## SUPPLIED TEXT:
• • • •

Could I give her our bank details so she could set up a standing order?
Wow.
Next up, the new community spirit took me into one of the more bizarre experiences of my life.
Some background.
For thirteen years now, all of First Base’s leaflets and newsletters have been produced by a local family business called Alba printers. And for thirteen years the boss, John, has been making us a promise. It goes something like this. A hundred local firms pay to be in an annual draw to see whose name will appear on the shirts of Queen of the South, our local football club. John always said that if Alba won the draw he didn’t want to put their name on the shirts.
Instead he wanted to put the First Base Agency on the shirts.
So long as that was OK by us? Well of course it was OK by us!
And this year Alba came second in the draw. Which means our name is on the shorts. Crazy really. So in a couple of months you might catch a slow motion replay of a Rangers defender piling into a Queens striker and if you look closely enough you’ll be able to see our name on the shorts.
I have been looking at team photos since I was five. You know the ones. Three lines of lads in the new kit. Arms folded. Faces ready for the season to come. Well the Queens players had their 2015/16 picture taken and then John and I were waved forward to sit in.
Sponsors.
A local family business fixes it for the name of the local Foodbank to appear on the shorts of the local football club who by the way have our food collection boxes at the ground on match days.
Tell me if I’m wrong, but I reckon this is what a good community looks like.
Then it was back to First Base for another appointment. Joan McAlpine MSP called in to sit in on a meeting I was having with Lynn, the Community Champion from Tesco Lockerbie.
More background.
Each year every Tesco store in the land gives over two days to encouraging customers to donate some food to feed hungry members of the local community. The company adds 30% to whatever is collected. Where does the collected food go? Well a national deal was done at a national level. Like most deals. All donated food was to be handed over to two large national charities: The Trussell Trust and Fareshare.
Last year this caused quiet a lot of upset down here in the South West of Scotland. Pop up banners said ‘HELP YOUR LOCAL COMMUNITY!’. But it turned out that all the food was being shipped up the road to Glasgow and the local community wasn’t getting so much as a mouthful. The local press had a minor field day. Tesco must have been furious. The two national charities had two options. They could find a way of making sure the donated food was transferred to locally run Foodbank who would hand it out to the local community.
Not a bad solution, but it would have meant them giving something away. Well they weren’t about to do that. So instead the Trussell Trust started making noises about the desperate unmet need they had identified down here in Dumfries, and lo and behold a few months later a Tory Minister was in town to open ‘The Dumfriesshire Foodbank’
Interesting they chose to call it ‘Dumfriesshire’ rather than ‘Dumfries’. Could it possibly have been a way to allow them to hoover up all the food donations from the stores in Annan and Lockerbie?

• • • •

## MATERIAL PROVIDED:
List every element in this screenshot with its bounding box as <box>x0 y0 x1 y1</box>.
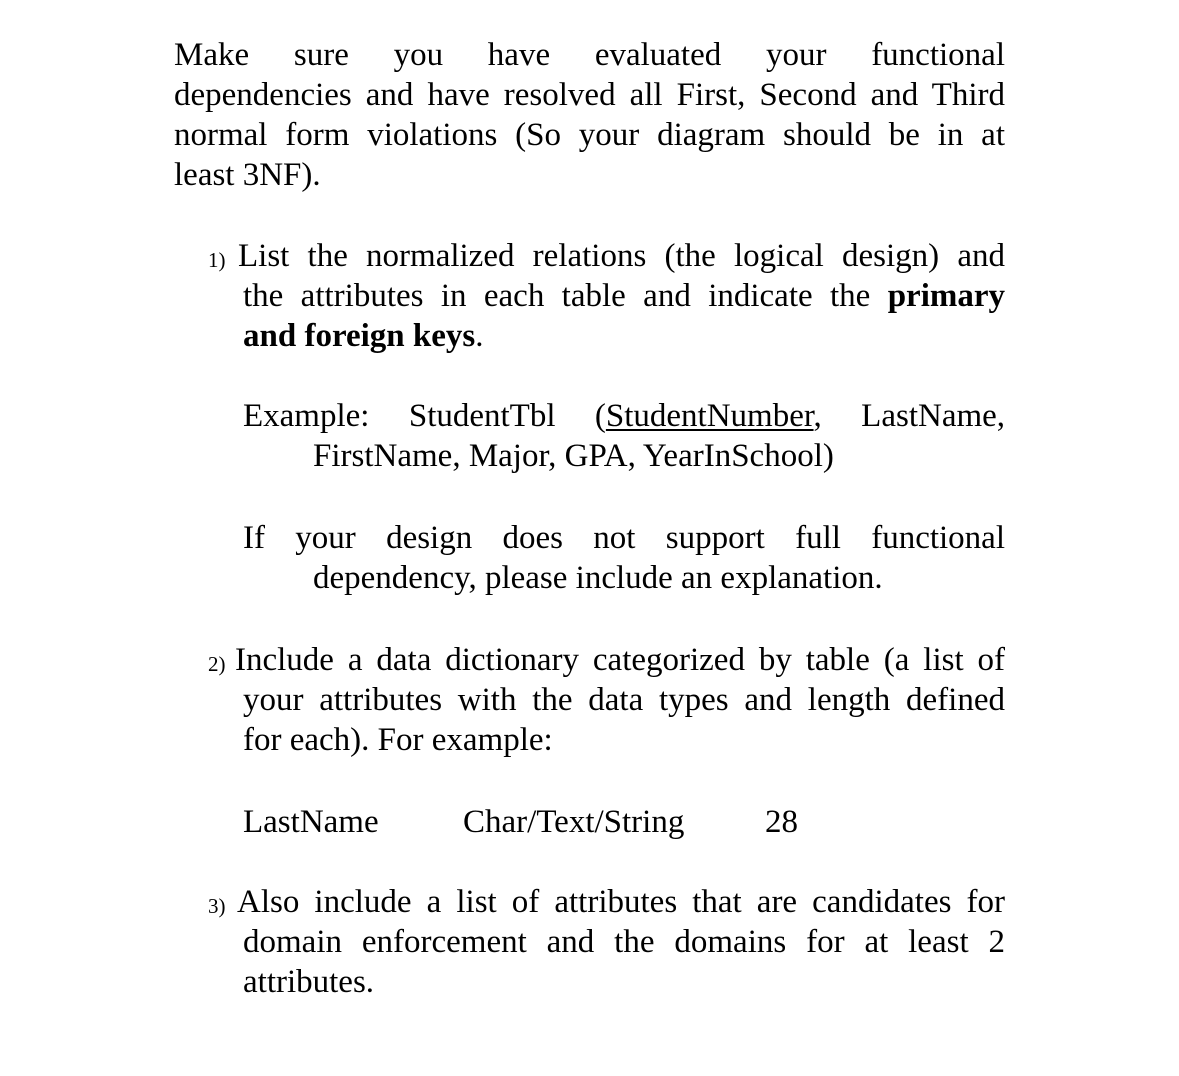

• • • •

## SET TASKS:
- A) Please translate this sentence from the foodbank post into Spanish: "I have been looking at team photos since I was five."
- B) According to the foodbank post, what share does Tesco add to the food its customers donate?

## LIST OF SOLUTIONS:
- A) Llevo mirando fotos de equipos desde que tenía cinco años.

- B) 30% of whatever is collected.